Records contained in a dataset:
%%

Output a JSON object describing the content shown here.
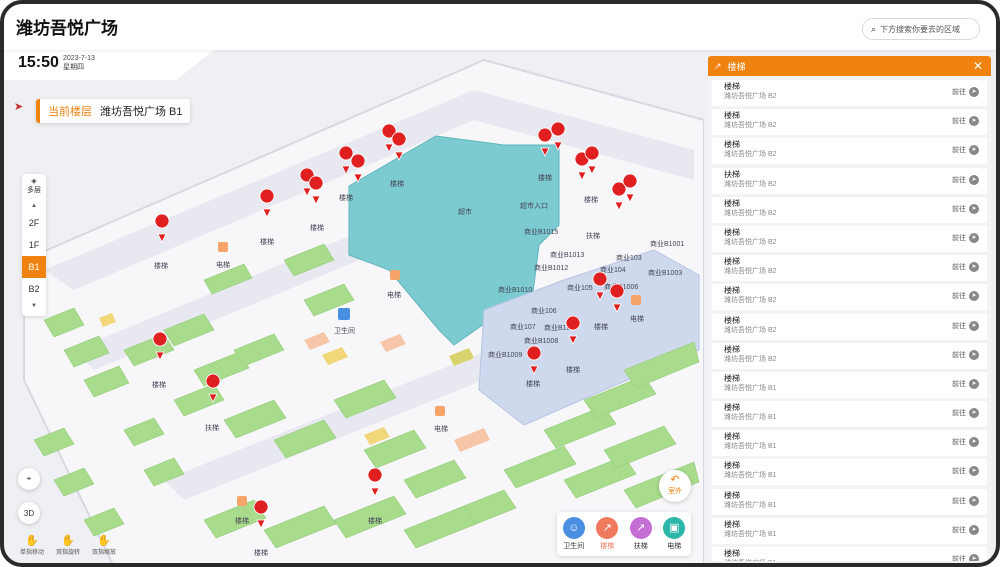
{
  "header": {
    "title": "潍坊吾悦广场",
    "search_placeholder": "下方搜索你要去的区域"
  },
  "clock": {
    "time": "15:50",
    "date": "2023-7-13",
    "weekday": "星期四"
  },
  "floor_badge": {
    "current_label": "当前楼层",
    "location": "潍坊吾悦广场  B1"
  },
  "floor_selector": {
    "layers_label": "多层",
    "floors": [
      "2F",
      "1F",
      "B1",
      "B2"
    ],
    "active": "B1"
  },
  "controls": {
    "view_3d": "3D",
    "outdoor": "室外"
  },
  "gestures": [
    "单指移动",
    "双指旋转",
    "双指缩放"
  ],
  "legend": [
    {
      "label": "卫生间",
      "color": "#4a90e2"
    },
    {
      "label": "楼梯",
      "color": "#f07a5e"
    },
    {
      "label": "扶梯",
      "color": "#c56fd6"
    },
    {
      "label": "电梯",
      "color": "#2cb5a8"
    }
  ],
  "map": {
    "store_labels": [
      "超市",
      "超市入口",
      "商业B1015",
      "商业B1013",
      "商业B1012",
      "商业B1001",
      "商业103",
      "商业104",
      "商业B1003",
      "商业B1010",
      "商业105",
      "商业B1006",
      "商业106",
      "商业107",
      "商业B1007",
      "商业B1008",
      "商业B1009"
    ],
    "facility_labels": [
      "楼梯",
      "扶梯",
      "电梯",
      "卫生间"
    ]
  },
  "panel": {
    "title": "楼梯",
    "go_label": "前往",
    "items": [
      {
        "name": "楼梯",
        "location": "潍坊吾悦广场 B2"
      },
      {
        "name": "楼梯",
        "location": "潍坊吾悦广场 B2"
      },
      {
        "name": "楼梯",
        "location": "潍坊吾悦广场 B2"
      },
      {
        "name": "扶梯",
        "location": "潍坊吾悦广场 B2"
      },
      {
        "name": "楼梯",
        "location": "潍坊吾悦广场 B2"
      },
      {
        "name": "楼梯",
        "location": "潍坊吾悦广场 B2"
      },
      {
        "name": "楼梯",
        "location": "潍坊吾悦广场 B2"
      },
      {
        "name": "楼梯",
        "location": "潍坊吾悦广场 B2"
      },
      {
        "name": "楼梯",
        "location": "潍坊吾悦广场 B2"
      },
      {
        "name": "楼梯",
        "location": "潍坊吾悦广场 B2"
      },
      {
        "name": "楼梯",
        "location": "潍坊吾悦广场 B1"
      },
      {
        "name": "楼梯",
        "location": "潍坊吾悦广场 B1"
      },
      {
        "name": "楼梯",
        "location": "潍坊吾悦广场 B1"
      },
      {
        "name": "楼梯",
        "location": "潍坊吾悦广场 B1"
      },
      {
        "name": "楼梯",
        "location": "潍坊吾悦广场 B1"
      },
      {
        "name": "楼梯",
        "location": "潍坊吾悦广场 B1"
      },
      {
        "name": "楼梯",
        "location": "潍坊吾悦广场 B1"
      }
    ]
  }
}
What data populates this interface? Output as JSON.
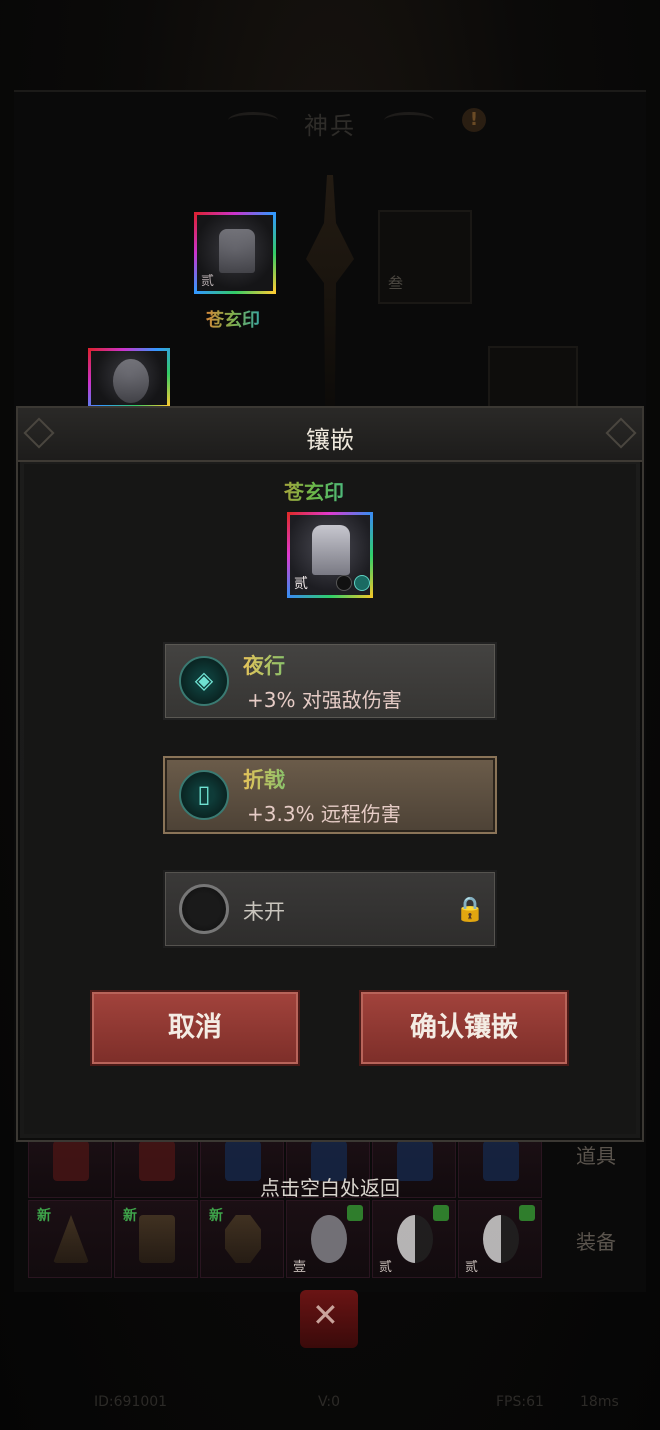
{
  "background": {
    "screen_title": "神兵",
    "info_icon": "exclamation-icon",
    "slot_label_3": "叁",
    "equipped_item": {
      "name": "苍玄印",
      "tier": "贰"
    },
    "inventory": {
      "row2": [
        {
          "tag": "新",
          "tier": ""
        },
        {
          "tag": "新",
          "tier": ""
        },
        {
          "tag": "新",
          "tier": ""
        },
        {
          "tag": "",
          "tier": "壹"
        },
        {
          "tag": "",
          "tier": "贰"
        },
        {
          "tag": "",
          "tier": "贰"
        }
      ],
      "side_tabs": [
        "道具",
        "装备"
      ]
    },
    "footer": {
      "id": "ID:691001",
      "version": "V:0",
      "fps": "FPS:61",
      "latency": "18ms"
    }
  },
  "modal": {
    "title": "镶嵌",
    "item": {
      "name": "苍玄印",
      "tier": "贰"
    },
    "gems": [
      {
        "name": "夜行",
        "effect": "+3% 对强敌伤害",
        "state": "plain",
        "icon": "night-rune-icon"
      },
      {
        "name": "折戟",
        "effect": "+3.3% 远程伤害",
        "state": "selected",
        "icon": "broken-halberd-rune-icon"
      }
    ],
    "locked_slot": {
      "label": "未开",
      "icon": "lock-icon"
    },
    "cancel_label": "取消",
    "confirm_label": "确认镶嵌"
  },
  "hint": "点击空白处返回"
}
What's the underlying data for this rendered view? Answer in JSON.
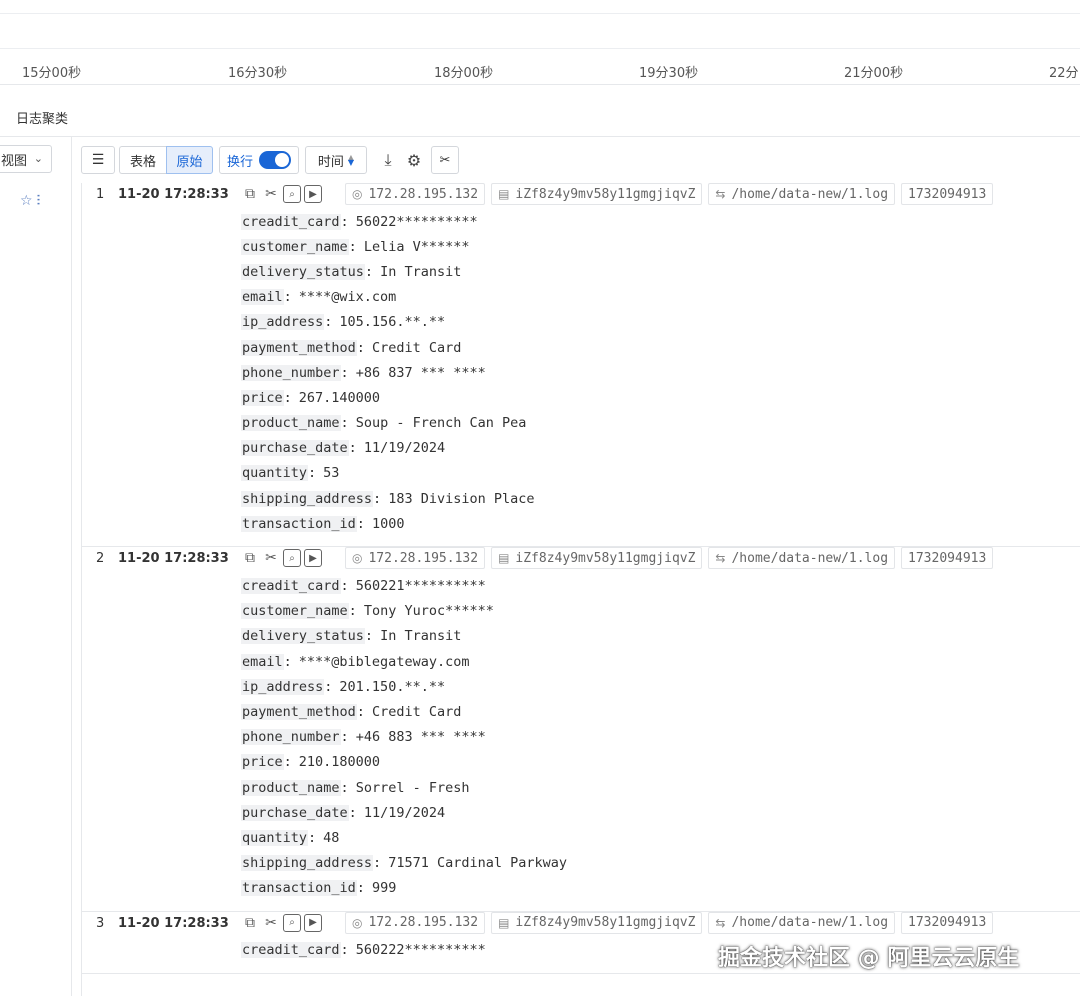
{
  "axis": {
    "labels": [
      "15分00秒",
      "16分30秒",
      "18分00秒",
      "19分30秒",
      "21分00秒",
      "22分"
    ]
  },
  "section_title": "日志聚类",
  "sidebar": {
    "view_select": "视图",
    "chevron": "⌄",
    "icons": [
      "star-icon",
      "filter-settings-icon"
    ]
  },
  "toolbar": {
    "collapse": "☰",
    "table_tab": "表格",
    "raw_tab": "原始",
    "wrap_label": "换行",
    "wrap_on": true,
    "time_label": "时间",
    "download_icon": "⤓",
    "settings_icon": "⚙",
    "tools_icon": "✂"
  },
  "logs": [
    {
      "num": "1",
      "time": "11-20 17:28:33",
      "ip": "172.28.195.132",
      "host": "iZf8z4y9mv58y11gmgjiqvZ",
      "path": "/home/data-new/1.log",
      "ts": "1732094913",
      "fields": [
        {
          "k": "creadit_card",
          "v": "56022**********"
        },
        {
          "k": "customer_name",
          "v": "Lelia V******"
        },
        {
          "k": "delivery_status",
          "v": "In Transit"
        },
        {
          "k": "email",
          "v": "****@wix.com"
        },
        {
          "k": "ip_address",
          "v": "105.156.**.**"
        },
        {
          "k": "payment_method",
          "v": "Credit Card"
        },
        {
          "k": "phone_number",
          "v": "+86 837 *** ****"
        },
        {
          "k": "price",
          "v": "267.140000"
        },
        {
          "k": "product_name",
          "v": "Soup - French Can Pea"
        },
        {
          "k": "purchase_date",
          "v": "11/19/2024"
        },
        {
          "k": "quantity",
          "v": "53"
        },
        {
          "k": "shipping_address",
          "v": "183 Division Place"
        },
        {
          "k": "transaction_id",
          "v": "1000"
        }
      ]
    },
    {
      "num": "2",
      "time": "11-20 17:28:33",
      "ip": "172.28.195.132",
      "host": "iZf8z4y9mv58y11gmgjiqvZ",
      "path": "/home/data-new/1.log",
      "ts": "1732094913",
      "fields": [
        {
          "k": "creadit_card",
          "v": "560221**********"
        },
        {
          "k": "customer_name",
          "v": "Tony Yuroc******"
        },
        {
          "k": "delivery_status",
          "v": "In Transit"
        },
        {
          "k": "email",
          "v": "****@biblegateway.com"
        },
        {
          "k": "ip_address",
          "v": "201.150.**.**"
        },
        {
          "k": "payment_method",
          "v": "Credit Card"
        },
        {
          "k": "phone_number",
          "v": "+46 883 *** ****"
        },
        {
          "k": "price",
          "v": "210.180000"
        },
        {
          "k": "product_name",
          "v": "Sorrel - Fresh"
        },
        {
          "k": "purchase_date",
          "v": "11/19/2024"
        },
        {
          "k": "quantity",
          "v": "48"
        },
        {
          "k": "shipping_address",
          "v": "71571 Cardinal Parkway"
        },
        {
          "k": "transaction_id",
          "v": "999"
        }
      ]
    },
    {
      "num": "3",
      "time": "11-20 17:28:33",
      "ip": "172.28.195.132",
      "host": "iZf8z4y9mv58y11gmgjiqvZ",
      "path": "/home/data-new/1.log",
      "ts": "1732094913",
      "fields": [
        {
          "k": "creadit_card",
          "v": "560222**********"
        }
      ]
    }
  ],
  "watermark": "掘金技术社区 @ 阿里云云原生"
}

%%

Above are records to transcribe exactly; leave their pictures out.

Output a JSON object describing the content shown here.
{
  "header": {
    "title": "潍坊吾悦广场",
    "search_placeholder": "下方搜索你要去的区域"
  },
  "clock": {
    "time": "15:50",
    "date": "2023-7-13",
    "weekday": "星期四"
  },
  "floor_badge": {
    "current_label": "当前楼层",
    "location": "潍坊吾悦广场  B1"
  },
  "floor_selector": {
    "layers_label": "多层",
    "floors": [
      "2F",
      "1F",
      "B1",
      "B2"
    ],
    "active": "B1"
  },
  "controls": {
    "view_3d": "3D",
    "outdoor": "室外"
  },
  "gestures": [
    "单指移动",
    "双指旋转",
    "双指缩放"
  ],
  "legend": [
    {
      "label": "卫生间",
      "color": "#4a90e2"
    },
    {
      "label": "楼梯",
      "color": "#f07a5e"
    },
    {
      "label": "扶梯",
      "color": "#c56fd6"
    },
    {
      "label": "电梯",
      "color": "#2cb5a8"
    }
  ],
  "map": {
    "store_labels": [
      "超市",
      "超市入口",
      "商业B1015",
      "商业B1013",
      "商业B1012",
      "商业B1001",
      "商业103",
      "商业104",
      "商业B1003",
      "商业B1010",
      "商业105",
      "商业B1006",
      "商业106",
      "商业107",
      "商业B1007",
      "商业B1008",
      "商业B1009"
    ],
    "facility_labels": [
      "楼梯",
      "扶梯",
      "电梯",
      "卫生间"
    ]
  },
  "panel": {
    "title": "楼梯",
    "go_label": "前往",
    "items": [
      {
        "name": "楼梯",
        "location": "潍坊吾悦广场 B2"
      },
      {
        "name": "楼梯",
        "location": "潍坊吾悦广场 B2"
      },
      {
        "name": "楼梯",
        "location": "潍坊吾悦广场 B2"
      },
      {
        "name": "扶梯",
        "location": "潍坊吾悦广场 B2"
      },
      {
        "name": "楼梯",
        "location": "潍坊吾悦广场 B2"
      },
      {
        "name": "楼梯",
        "location": "潍坊吾悦广场 B2"
      },
      {
        "name": "楼梯",
        "location": "潍坊吾悦广场 B2"
      },
      {
        "name": "楼梯",
        "location": "潍坊吾悦广场 B2"
      },
      {
        "name": "楼梯",
        "location": "潍坊吾悦广场 B2"
      },
      {
        "name": "楼梯",
        "location": "潍坊吾悦广场 B2"
      },
      {
        "name": "楼梯",
        "location": "潍坊吾悦广场 B1"
      },
      {
        "name": "楼梯",
        "location": "潍坊吾悦广场 B1"
      },
      {
        "name": "楼梯",
        "location": "潍坊吾悦广场 B1"
      },
      {
        "name": "楼梯",
        "location": "潍坊吾悦广场 B1"
      },
      {
        "name": "楼梯",
        "location": "潍坊吾悦广场 B1"
      },
      {
        "name": "楼梯",
        "location": "潍坊吾悦广场 B1"
      },
      {
        "name": "楼梯",
        "location": "潍坊吾悦广场 B1"
      }
    ]
  }
}
What data populates this interface? Output as JSON.
{
  "background": {
    "screen_title": "神兵",
    "info_icon": "exclamation-icon",
    "slot_label_3": "叁",
    "equipped_item": {
      "name": "苍玄印",
      "tier": "贰"
    },
    "inventory": {
      "row2": [
        {
          "tag": "新",
          "tier": ""
        },
        {
          "tag": "新",
          "tier": ""
        },
        {
          "tag": "新",
          "tier": ""
        },
        {
          "tag": "",
          "tier": "壹"
        },
        {
          "tag": "",
          "tier": "贰"
        },
        {
          "tag": "",
          "tier": "贰"
        }
      ],
      "side_tabs": [
        "道具",
        "装备"
      ]
    },
    "footer": {
      "id": "ID:691001",
      "version": "V:0",
      "fps": "FPS:61",
      "latency": "18ms"
    }
  },
  "modal": {
    "title": "镶嵌",
    "item": {
      "name": "苍玄印",
      "tier": "贰"
    },
    "gems": [
      {
        "name": "夜行",
        "effect": "+3% 对强敌伤害",
        "state": "plain",
        "icon": "night-rune-icon"
      },
      {
        "name": "折戟",
        "effect": "+3.3% 远程伤害",
        "state": "selected",
        "icon": "broken-halberd-rune-icon"
      }
    ],
    "locked_slot": {
      "label": "未开",
      "icon": "lock-icon"
    },
    "cancel_label": "取消",
    "confirm_label": "确认镶嵌"
  },
  "hint": "点击空白处返回"
}
What's the underlying data for this rendered view? Answer in JSON.
{
  "axis": {
    "labels": [
      "15分00秒",
      "16分30秒",
      "18分00秒",
      "19分30秒",
      "21分00秒",
      "22分"
    ]
  },
  "section_title": "日志聚类",
  "sidebar": {
    "view_select": "视图",
    "chevron": "⌄",
    "icons": [
      "star-icon",
      "filter-settings-icon"
    ]
  },
  "toolbar": {
    "collapse": "☰",
    "table_tab": "表格",
    "raw_tab": "原始",
    "wrap_label": "换行",
    "wrap_on": true,
    "time_label": "时间",
    "download_icon": "⤓",
    "settings_icon": "⚙",
    "tools_icon": "✂"
  },
  "logs": [
    {
      "num": "1",
      "time": "11-20 17:28:33",
      "ip": "172.28.195.132",
      "host": "iZf8z4y9mv58y11gmgjiqvZ",
      "path": "/home/data-new/1.log",
      "ts": "1732094913",
      "fields": [
        {
          "k": "creadit_card",
          "v": "56022**********"
        },
        {
          "k": "customer_name",
          "v": "Lelia V******"
        },
        {
          "k": "delivery_status",
          "v": "In Transit"
        },
        {
          "k": "email",
          "v": "****@wix.com"
        },
        {
          "k": "ip_address",
          "v": "105.156.**.**"
        },
        {
          "k": "payment_method",
          "v": "Credit Card"
        },
        {
          "k": "phone_number",
          "v": "+86 837 *** ****"
        },
        {
          "k": "price",
          "v": "267.140000"
        },
        {
          "k": "product_name",
          "v": "Soup - French Can Pea"
        },
        {
          "k": "purchase_date",
          "v": "11/19/2024"
        },
        {
          "k": "quantity",
          "v": "53"
        },
        {
          "k": "shipping_address",
          "v": "183 Division Place"
        },
        {
          "k": "transaction_id",
          "v": "1000"
        }
      ]
    },
    {
      "num": "2",
      "time": "11-20 17:28:33",
      "ip": "172.28.195.132",
      "host": "iZf8z4y9mv58y11gmgjiqvZ",
      "path": "/home/data-new/1.log",
      "ts": "1732094913",
      "fields": [
        {
          "k": "creadit_card",
          "v": "560221**********"
        },
        {
          "k": "customer_name",
          "v": "Tony Yuroc******"
        },
        {
          "k": "delivery_status",
          "v": "In Transit"
        },
        {
          "k": "email",
          "v": "****@biblegateway.com"
        },
        {
          "k": "ip_address",
          "v": "201.150.**.**"
        },
        {
          "k": "payment_method",
          "v": "Credit Card"
        },
        {
          "k": "phone_number",
          "v": "+46 883 *** ****"
        },
        {
          "k": "price",
          "v": "210.180000"
        },
        {
          "k": "product_name",
          "v": "Sorrel - Fresh"
        },
        {
          "k": "purchase_date",
          "v": "11/19/2024"
        },
        {
          "k": "quantity",
          "v": "48"
        },
        {
          "k": "shipping_address",
          "v": "71571 Cardinal Parkway"
        },
        {
          "k": "transaction_id",
          "v": "999"
        }
      ]
    },
    {
      "num": "3",
      "time": "11-20 17:28:33",
      "ip": "172.28.195.132",
      "host": "iZf8z4y9mv58y11gmgjiqvZ",
      "path": "/home/data-new/1.log",
      "ts": "1732094913",
      "fields": [
        {
          "k": "creadit_card",
          "v": "560222**********"
        }
      ]
    }
  ],
  "watermark": "掘金技术社区 @ 阿里云云原生"
}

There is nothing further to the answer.